-- START Records for the exercise --

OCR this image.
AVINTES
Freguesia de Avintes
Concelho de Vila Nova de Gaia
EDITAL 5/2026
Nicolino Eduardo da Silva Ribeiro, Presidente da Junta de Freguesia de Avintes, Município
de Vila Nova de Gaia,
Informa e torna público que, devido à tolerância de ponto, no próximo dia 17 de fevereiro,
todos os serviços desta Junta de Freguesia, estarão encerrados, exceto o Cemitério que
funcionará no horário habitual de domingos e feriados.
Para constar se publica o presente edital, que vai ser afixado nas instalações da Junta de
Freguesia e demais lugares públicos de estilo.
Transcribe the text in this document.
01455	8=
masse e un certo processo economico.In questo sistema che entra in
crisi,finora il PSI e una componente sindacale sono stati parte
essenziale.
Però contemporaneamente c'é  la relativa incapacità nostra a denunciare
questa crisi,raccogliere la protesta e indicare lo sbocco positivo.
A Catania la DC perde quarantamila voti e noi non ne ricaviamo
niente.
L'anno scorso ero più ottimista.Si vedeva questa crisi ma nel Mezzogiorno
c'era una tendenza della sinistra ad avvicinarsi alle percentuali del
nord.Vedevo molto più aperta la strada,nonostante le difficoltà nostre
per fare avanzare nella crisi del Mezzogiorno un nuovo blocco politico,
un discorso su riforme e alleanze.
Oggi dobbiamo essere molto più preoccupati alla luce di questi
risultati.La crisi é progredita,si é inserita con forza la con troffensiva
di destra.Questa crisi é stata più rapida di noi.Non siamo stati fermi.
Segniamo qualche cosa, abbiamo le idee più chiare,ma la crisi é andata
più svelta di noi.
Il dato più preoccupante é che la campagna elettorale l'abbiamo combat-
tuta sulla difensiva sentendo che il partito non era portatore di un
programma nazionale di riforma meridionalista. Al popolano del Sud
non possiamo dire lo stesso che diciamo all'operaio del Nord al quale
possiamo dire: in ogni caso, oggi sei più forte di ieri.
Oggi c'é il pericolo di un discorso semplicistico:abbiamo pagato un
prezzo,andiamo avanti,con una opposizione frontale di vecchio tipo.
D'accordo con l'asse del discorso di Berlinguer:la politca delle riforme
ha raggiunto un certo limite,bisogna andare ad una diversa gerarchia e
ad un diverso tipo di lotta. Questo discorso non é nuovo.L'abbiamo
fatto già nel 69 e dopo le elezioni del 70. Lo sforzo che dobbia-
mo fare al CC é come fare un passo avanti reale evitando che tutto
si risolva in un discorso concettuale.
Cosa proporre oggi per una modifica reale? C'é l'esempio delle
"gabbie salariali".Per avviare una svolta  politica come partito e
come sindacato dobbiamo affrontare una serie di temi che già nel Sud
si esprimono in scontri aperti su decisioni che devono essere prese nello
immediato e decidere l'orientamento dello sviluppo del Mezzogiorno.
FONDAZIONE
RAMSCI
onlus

-- END Records for the exercise --

▸ **Job**
Scan the material above for the string "molto" and return the lines that hold it.

▸ **Exercise solution**
nord.Vedevo molto più aperta la strada,nonostante le difficoltà nostre
Oggi dobbiamo essere molto più preoccupati alla luce di questi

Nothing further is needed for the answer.